» **Exercise objective**
Retype the complete listing exactly as it appears.

= = = =

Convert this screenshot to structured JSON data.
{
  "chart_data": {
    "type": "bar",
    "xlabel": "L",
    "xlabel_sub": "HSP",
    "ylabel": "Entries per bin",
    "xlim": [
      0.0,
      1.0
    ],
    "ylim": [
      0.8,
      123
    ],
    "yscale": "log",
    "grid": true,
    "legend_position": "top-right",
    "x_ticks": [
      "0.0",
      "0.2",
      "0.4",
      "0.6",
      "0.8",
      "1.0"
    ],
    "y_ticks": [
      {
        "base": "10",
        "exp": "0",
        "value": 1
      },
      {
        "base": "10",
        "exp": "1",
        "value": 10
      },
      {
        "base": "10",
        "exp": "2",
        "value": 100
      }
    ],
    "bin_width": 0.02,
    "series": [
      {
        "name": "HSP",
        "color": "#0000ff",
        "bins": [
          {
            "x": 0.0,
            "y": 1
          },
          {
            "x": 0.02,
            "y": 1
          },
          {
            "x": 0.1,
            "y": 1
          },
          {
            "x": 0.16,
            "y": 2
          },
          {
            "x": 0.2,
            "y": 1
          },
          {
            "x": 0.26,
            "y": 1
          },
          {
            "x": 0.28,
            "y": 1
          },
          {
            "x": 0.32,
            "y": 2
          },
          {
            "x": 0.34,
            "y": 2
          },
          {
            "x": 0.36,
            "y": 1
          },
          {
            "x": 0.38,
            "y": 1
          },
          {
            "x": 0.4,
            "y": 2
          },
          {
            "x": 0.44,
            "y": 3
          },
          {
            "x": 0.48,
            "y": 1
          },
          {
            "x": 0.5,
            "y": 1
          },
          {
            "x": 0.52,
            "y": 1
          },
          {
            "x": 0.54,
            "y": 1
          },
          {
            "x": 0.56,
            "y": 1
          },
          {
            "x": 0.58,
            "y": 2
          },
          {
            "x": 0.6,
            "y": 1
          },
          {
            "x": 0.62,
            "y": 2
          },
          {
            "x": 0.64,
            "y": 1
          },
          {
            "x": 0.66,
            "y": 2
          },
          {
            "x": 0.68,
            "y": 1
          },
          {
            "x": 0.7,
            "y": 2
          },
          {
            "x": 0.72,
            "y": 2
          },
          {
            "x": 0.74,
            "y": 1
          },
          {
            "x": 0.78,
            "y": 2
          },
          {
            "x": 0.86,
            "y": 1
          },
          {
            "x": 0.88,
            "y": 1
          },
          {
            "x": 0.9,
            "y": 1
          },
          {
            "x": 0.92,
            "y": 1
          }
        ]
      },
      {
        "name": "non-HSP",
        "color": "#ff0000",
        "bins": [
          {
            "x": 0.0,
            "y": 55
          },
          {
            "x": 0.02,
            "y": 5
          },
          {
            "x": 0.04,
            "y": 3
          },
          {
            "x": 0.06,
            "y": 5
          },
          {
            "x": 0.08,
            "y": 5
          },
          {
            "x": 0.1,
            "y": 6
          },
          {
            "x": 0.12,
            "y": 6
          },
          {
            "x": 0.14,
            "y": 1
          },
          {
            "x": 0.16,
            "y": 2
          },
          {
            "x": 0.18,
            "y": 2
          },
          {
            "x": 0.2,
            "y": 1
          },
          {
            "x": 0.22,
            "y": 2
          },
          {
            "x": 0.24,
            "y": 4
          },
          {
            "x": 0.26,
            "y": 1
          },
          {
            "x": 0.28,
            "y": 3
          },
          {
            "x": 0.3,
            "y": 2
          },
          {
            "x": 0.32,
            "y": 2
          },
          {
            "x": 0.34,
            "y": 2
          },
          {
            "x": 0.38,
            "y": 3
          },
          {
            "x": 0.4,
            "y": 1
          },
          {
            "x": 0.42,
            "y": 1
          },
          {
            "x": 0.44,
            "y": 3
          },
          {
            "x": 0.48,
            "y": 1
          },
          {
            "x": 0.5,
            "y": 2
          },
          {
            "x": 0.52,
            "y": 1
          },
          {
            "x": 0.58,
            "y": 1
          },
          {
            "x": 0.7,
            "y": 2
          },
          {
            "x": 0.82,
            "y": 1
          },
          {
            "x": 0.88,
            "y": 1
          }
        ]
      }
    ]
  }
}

= = = =

» **Task response**
Convert this screenshot to structured JSON data.
{
  "chart_data": {
    "type": "bar",
    "xlabel": "L",
    "xlabel_sub": "HSP",
    "ylabel": "Entries per bin",
    "xlim": [
      0.0,
      1.0
    ],
    "ylim": [
      0.8,
      123
    ],
    "yscale": "log",
    "grid": true,
    "legend_position": "top-right",
    "x_ticks": [
      "0.0",
      "0.2",
      "0.4",
      "0.6",
      "0.8",
      "1.0"
    ],
    "y_ticks": [
      {
        "base": "10",
        "exp": "0",
        "value": 1
      },
      {
        "base": "10",
        "exp": "1",
        "value": 10
      },
      {
        "base": "10",
        "exp": "2",
        "value": 100
      }
    ],
    "bin_width": 0.02,
    "series": [
      {
        "name": "HSP",
        "color": "#0000ff",
        "bins": [
          {
            "x": 0.0,
            "y": 1
          },
          {
            "x": 0.02,
            "y": 1
          },
          {
            "x": 0.1,
            "y": 1
          },
          {
            "x": 0.16,
            "y": 2
          },
          {
            "x": 0.2,
            "y": 1
          },
          {
            "x": 0.26,
            "y": 1
          },
          {
            "x": 0.28,
            "y": 1
          },
          {
            "x": 0.32,
            "y": 2
          },
          {
            "x": 0.34,
            "y": 2
          },
          {
            "x": 0.36,
            "y": 1
          },
          {
            "x": 0.38,
            "y": 1
          },
          {
            "x": 0.4,
            "y": 2
          },
          {
            "x": 0.44,
            "y": 3
          },
          {
            "x": 0.48,
            "y": 1
          },
          {
            "x": 0.5,
            "y": 1
          },
          {
            "x": 0.52,
            "y": 1
          },
          {
            "x": 0.54,
            "y": 1
          },
          {
            "x": 0.56,
            "y": 1
          },
          {
            "x": 0.58,
            "y": 2
          },
          {
            "x": 0.6,
            "y": 1
          },
          {
            "x": 0.62,
            "y": 2
          },
          {
            "x": 0.64,
            "y": 1
          },
          {
            "x": 0.66,
            "y": 2
          },
          {
            "x": 0.68,
            "y": 1
          },
          {
            "x": 0.7,
            "y": 2
          },
          {
            "x": 0.72,
            "y": 2
          },
          {
            "x": 0.74,
            "y": 1
          },
          {
            "x": 0.78,
            "y": 2
          },
          {
            "x": 0.86,
            "y": 1
          },
          {
            "x": 0.88,
            "y": 1
          },
          {
            "x": 0.9,
            "y": 1
          },
          {
            "x": 0.92,
            "y": 1
          }
        ]
      },
      {
        "name": "non-HSP",
        "color": "#ff0000",
        "bins": [
          {
            "x": 0.0,
            "y": 55
          },
          {
            "x": 0.02,
            "y": 5
          },
          {
            "x": 0.04,
            "y": 3
          },
          {
            "x": 0.06,
            "y": 5
          },
          {
            "x": 0.08,
            "y": 5
          },
          {
            "x": 0.1,
            "y": 6
          },
          {
            "x": 0.12,
            "y": 6
          },
          {
            "x": 0.14,
            "y": 1
          },
          {
            "x": 0.16,
            "y": 2
          },
          {
            "x": 0.18,
            "y": 2
          },
          {
            "x": 0.2,
            "y": 1
          },
          {
            "x": 0.22,
            "y": 2
          },
          {
            "x": 0.24,
            "y": 4
          },
          {
            "x": 0.26,
            "y": 1
          },
          {
            "x": 0.28,
            "y": 3
          },
          {
            "x": 0.3,
            "y": 2
          },
          {
            "x": 0.32,
            "y": 2
          },
          {
            "x": 0.34,
            "y": 2
          },
          {
            "x": 0.38,
            "y": 3
          },
          {
            "x": 0.4,
            "y": 1
          },
          {
            "x": 0.42,
            "y": 1
          },
          {
            "x": 0.44,
            "y": 3
          },
          {
            "x": 0.48,
            "y": 1
          },
          {
            "x": 0.5,
            "y": 2
          },
          {
            "x": 0.52,
            "y": 1
          },
          {
            "x": 0.58,
            "y": 1
          },
          {
            "x": 0.7,
            "y": 2
          },
          {
            "x": 0.82,
            "y": 1
          },
          {
            "x": 0.88,
            "y": 1
          }
        ]
      }
    ]
  }
}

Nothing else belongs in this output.